● **The request**: Copy every line of the layout records below verbatim, leaving out the pictures.

[Layout records]
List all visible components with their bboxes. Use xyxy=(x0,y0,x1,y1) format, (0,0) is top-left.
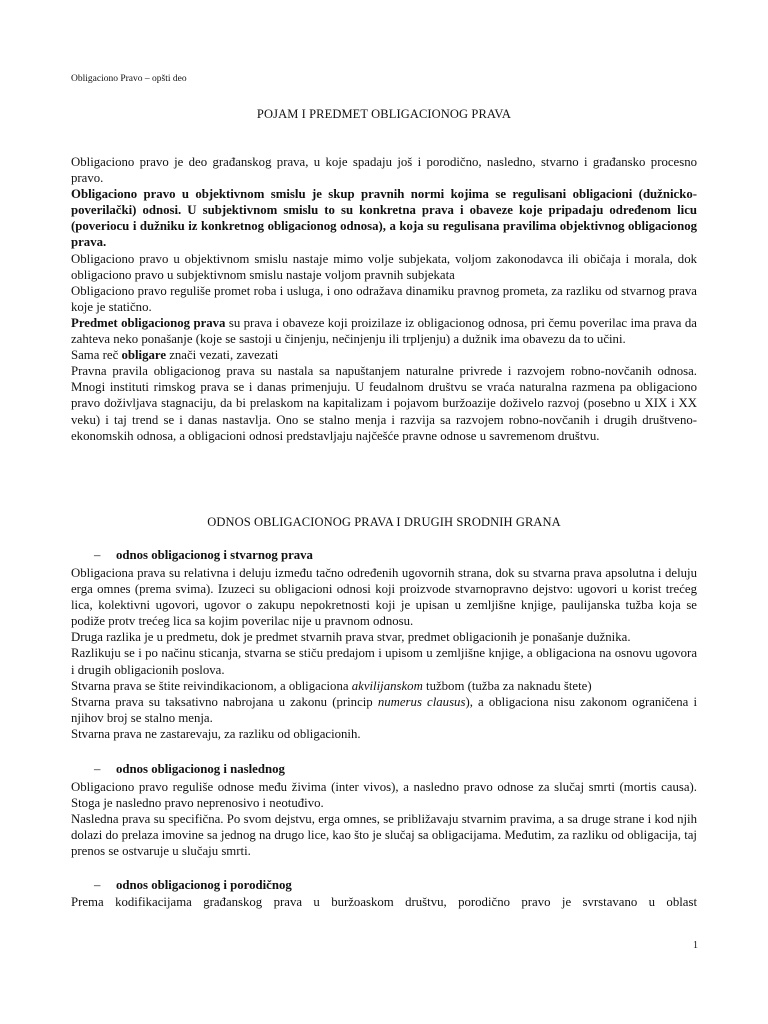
zastita-lead: Stvarna prava se štite reivindikacionom, a obligaciona xyxy=(71,678,352,693)
paragraph-promet: Obligaciono pravo reguliše promet roba i usluga, i ono odražava dinamiku pravnog prometa, za razliku od stvarnog prava koje je statično. xyxy=(71,283,697,314)
obligare-term: obligare xyxy=(121,348,167,363)
obligare-meaning: znači vezati, zavezati xyxy=(166,348,279,363)
numerus-clausus-term: numerus clausus xyxy=(377,694,466,709)
bullet-dash: – xyxy=(94,878,101,892)
paragraph-history: Pravna pravila obligacionog prava su nastala sa napuštanjem naturalne privrede i razvojem robno-novčanih odnosa. Mnogi instituti rimskog prava se i danas primenjuju. U feudalnom društvu se vraća naturalna razmena pa obligaciono pravo doživljava stagnaciju, da bi prelaskom na kapitalizam i pojavom buržoazije doživelo razvoj (posebno u XIX i XX veku) i taj trend se i danas nastavlja. Ono se stalno menja i razvija sa razvojem robno-novčanih i drugih društveno-ekonomskih odnosa, a obligacioni odnosi predstavljaju najčešće pravne odnose u savremenom društvu. xyxy=(71,364,697,443)
subsection-nasledno-body xyxy=(71,779,697,859)
section-title-pojam: POJAM I PREDMET OBLIGACIONOG PRAVA xyxy=(256,107,512,121)
subheading-nasledno-label: odnos obligacionog i naslednog xyxy=(116,762,285,776)
numerus-tail: ), a obligaciona nisu zakonom ograničena i njihov broj se stalno menja. xyxy=(71,694,697,725)
paragraph-zastarelost: Stvarna prava ne zastarevaju, za razliku od obligacionih. xyxy=(71,726,361,741)
paragraph-nasledna-prava: Nasledna prava su specifična. Po svom dejstvu, erga omnes, se približavaju stvarnim pravima, a sa druge strane i kod njih dolazi do prelaza imovine sa jednog na drugo lice, kao što je slučaj sa obligacijama. Međutim, za razliku od obligacija, taj prenos se ostvaruje u slučaju smrti. xyxy=(71,812,697,859)
paragraph-relativna: Obligaciona prava su relativna i deluju između tačno određenih ugovornih strana, dok su stvarna prava apsolutna i deluju erga omnes (prema svima). Izuzeci su obligacioni odnosi koji proizvode stvarnopravno dejstvo: ugovori u korist trećeg lica, kolektivni ugovori, ugovor o zakupu nepokretnosti koji je upisan u zemljišne knjige, paulijanska tužba koja se podiže protv trećeg lica sa kojim poverilac nije u pravnom odnosu. xyxy=(71,566,697,629)
predmet-text: su prava i obaveze koji proizilaze iz obligacionog odnosa, pri čemu poverilac ima prava da zahteva neko ponašanje (koje se sastoji u činjenju, nečinjenju ili trpljenju) a dužnik ima obavezu da to učini. xyxy=(71,315,697,347)
bullet-dash: – xyxy=(94,548,101,562)
paragraph-inter-vivos: Obligaciono pravo reguliše odnose među živima (inter vivos), a nasledno pravo odnose za slučaj smrti (mortis causa). Stoga je nasledno pravo neprenosivo i neotuđivo. xyxy=(71,780,697,811)
bullet-dash: – xyxy=(94,762,101,776)
subsection-stvarno-body xyxy=(71,565,697,742)
paragraph-sticanje: Razlikuju se i po načinu sticanja, stvarna se stiču predajom i upisom u zemljišne knjige, a obligaciona na osnovu ugovora i drugih obligacionih poslova. xyxy=(71,646,697,677)
paragraph-intro: Obligaciono pravo je deo građanskog prava, u koje spadaju još i porodično, nasledno, stvarno i građansko procesno pravo. xyxy=(71,155,697,186)
running-header: Obligaciono Pravo – opšti deo xyxy=(71,74,187,84)
predmet-term: Predmet obligacionog prava xyxy=(71,315,226,330)
paragraph-kodifikacije: Prema kodifikacijama građanskog prava u buržoaskom društvu, porodično pravo je svrstavano u oblast xyxy=(71,895,697,909)
paragraph-obligare xyxy=(71,347,697,363)
section-title-odnos: ODNOS OBLIGACIONOG PRAVA I DRUGIH SRODNIH GRANA xyxy=(207,515,561,529)
paragraph-zastita xyxy=(71,678,697,694)
paragraph-numerus xyxy=(71,694,697,726)
subheading-nasledno xyxy=(94,762,285,777)
section-1-body xyxy=(71,154,697,444)
paragraph-origin: Obligaciono pravo u objektivnom smislu nastaje mimo volje subjekata, voljom zakonodavca ili običaja i morala, dok obligaciono pravo u subjektivnom smislu nastaje voljom pravnih subjekata xyxy=(71,251,697,282)
numerus-lead: Stvarna prava su taksativno nabrojana u zakonu (princip xyxy=(71,694,378,709)
subheading-stvarno xyxy=(94,548,313,563)
subheading-stvarno-label: odnos obligacionog i stvarnog prava xyxy=(116,548,313,562)
paragraph-predmet xyxy=(71,315,697,347)
zastita-tail: tužbom (tužba za naknadu štete) xyxy=(422,678,592,693)
subsection-porodicno-body xyxy=(71,894,697,911)
obligare-lead: Sama reč xyxy=(71,348,122,363)
paragraph-definition: Obligaciono pravo u objektivnom smislu je skup pravnih normi kojima se regulisani obligacioni (dužnicko-poverilački) odnosi. U subjektivnom smislu to su konkretna prava i obaveze koje pripadaju određenom licu (poveriocu i dužniku iz konkretnog obligacionog odnosa), a koja su regulisana pravilima objektivnog obligacionog prava. xyxy=(71,187,697,250)
paragraph-predmet-razlika: Druga razlika je u predmetu, dok je predmet stvarnih prava stvar, predmet obligacionih je ponašanje dužnika. xyxy=(71,630,631,645)
page-number: 1 xyxy=(693,940,698,951)
subheading-porodicno xyxy=(94,878,292,893)
akvilijanska-term: akvilijanskom xyxy=(351,678,423,693)
subheading-porodicno-label: odnos obligacionog i porodičnog xyxy=(116,878,292,892)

● **Reply**:
List all visible components with their bboxes. Use xyxy=(x0,y0,x1,y1) format, (0,0) is top-left.
zastita-lead: Stvarna prava se štite reivindikacionom, a obligaciona xyxy=(71,678,352,693)
paragraph-promet: Obligaciono pravo reguliše promet roba i usluga, i ono odražava dinamiku pravnog prometa, za razliku od stvarnog prava koje je statično. xyxy=(71,283,697,314)
obligare-term: obligare xyxy=(121,348,167,363)
obligare-meaning: znači vezati, zavezati xyxy=(166,348,279,363)
numerus-clausus-term: numerus clausus xyxy=(377,694,466,709)
bullet-dash: – xyxy=(94,878,101,892)
paragraph-history: Pravna pravila obligacionog prava su nastala sa napuštanjem naturalne privrede i razvojem robno-novčanih odnosa. Mnogi instituti rimskog prava se i danas primenjuju. U feudalnom društvu se vraća naturalna razmena pa obligaciono pravo doživljava stagnaciju, da bi prelaskom na kapitalizam i pojavom buržoazije doživelo razvoj (posebno u XIX i XX veku) i taj trend se i danas nastavlja. Ono se stalno menja i razvija sa razvojem robno-novčanih i drugih društveno-ekonomskih odnosa, a obligacioni odnosi predstavljaju najčešće pravne odnose u savremenom društvu. xyxy=(71,364,697,443)
subsection-nasledno-body xyxy=(71,779,697,859)
section-title-pojam: POJAM I PREDMET OBLIGACIONOG PRAVA xyxy=(256,107,512,121)
subheading-nasledno-label: odnos obligacionog i naslednog xyxy=(116,762,285,776)
numerus-tail: ), a obligaciona nisu zakonom ograničena i njihov broj se stalno menja. xyxy=(71,694,697,725)
paragraph-zastarelost: Stvarna prava ne zastarevaju, za razliku od obligacionih. xyxy=(71,726,361,741)
paragraph-nasledna-prava: Nasledna prava su specifična. Po svom dejstvu, erga omnes, se približavaju stvarnim pravima, a sa druge strane i kod njih dolazi do prelaza imovine sa jednog na drugo lice, kao što je slučaj sa obligacijama. Međutim, za razliku od obligacija, taj prenos se ostvaruje u slučaju smrti. xyxy=(71,812,697,859)
paragraph-relativna: Obligaciona prava su relativna i deluju između tačno određenih ugovornih strana, dok su stvarna prava apsolutna i deluju erga omnes (prema svima). Izuzeci su obligacioni odnosi koji proizvode stvarnopravno dejstvo: ugovori u korist trećeg lica, kolektivni ugovori, ugovor o zakupu nepokretnosti koji je upisan u zemljišne knjige, paulijanska tužba koja se podiže protv trećeg lica sa kojim poverilac nije u pravnom odnosu. xyxy=(71,566,697,629)
predmet-text: su prava i obaveze koji proizilaze iz obligacionog odnosa, pri čemu poverilac ima prava da zahteva neko ponašanje (koje se sastoji u činjenju, nečinjenju ili trpljenju) a dužnik ima obavezu da to učini. xyxy=(71,315,697,347)
bullet-dash: – xyxy=(94,548,101,562)
paragraph-inter-vivos: Obligaciono pravo reguliše odnose među živima (inter vivos), a nasledno pravo odnose za slučaj smrti (mortis causa). Stoga je nasledno pravo neprenosivo i neotuđivo. xyxy=(71,780,697,811)
bullet-dash: – xyxy=(94,762,101,776)
subsection-stvarno-body xyxy=(71,565,697,742)
paragraph-sticanje: Razlikuju se i po načinu sticanja, stvarna se stiču predajom i upisom u zemljišne knjige, a obligaciona na osnovu ugovora i drugih obligacionih poslova. xyxy=(71,646,697,677)
paragraph-intro: Obligaciono pravo je deo građanskog prava, u koje spadaju još i porodično, nasledno, stvarno i građansko procesno pravo. xyxy=(71,155,697,186)
running-header: Obligaciono Pravo – opšti deo xyxy=(71,74,187,84)
predmet-term: Predmet obligacionog prava xyxy=(71,315,226,330)
paragraph-kodifikacije: Prema kodifikacijama građanskog prava u buržoaskom društvu, porodično pravo je svrstavano u oblast xyxy=(71,895,697,909)
paragraph-obligare xyxy=(71,347,697,363)
section-title-odnos: ODNOS OBLIGACIONOG PRAVA I DRUGIH SRODNIH GRANA xyxy=(207,515,561,529)
paragraph-zastita xyxy=(71,678,697,694)
paragraph-numerus xyxy=(71,694,697,726)
subheading-nasledno xyxy=(94,762,285,777)
section-1-body xyxy=(71,154,697,444)
paragraph-origin: Obligaciono pravo u objektivnom smislu nastaje mimo volje subjekata, voljom zakonodavca ili običaja i morala, dok obligaciono pravo u subjektivnom smislu nastaje voljom pravnih subjekata xyxy=(71,251,697,282)
numerus-lead: Stvarna prava su taksativno nabrojana u zakonu (princip xyxy=(71,694,378,709)
subheading-stvarno xyxy=(94,548,313,563)
subheading-stvarno-label: odnos obligacionog i stvarnog prava xyxy=(116,548,313,562)
paragraph-predmet xyxy=(71,315,697,347)
zastita-tail: tužbom (tužba za naknadu štete) xyxy=(422,678,592,693)
subsection-porodicno-body xyxy=(71,894,697,911)
obligare-lead: Sama reč xyxy=(71,348,122,363)
paragraph-definition: Obligaciono pravo u objektivnom smislu je skup pravnih normi kojima se regulisani obligacioni (dužnicko-poverilački) odnosi. U subjektivnom smislu to su konkretna prava i obaveze koje pripadaju određenom licu (poveriocu i dužniku iz konkretnog obligacionog odnosa), a koja su regulisana pravilima objektivnog obligacionog prava. xyxy=(71,187,697,250)
paragraph-predmet-razlika: Druga razlika je u predmetu, dok je predmet stvarnih prava stvar, predmet obligacionih je ponašanje dužnika. xyxy=(71,630,631,645)
page-number: 1 xyxy=(693,940,698,951)
subheading-porodicno xyxy=(94,878,292,893)
akvilijanska-term: akvilijanskom xyxy=(351,678,423,693)
subheading-porodicno-label: odnos obligacionog i porodičnog xyxy=(116,878,292,892)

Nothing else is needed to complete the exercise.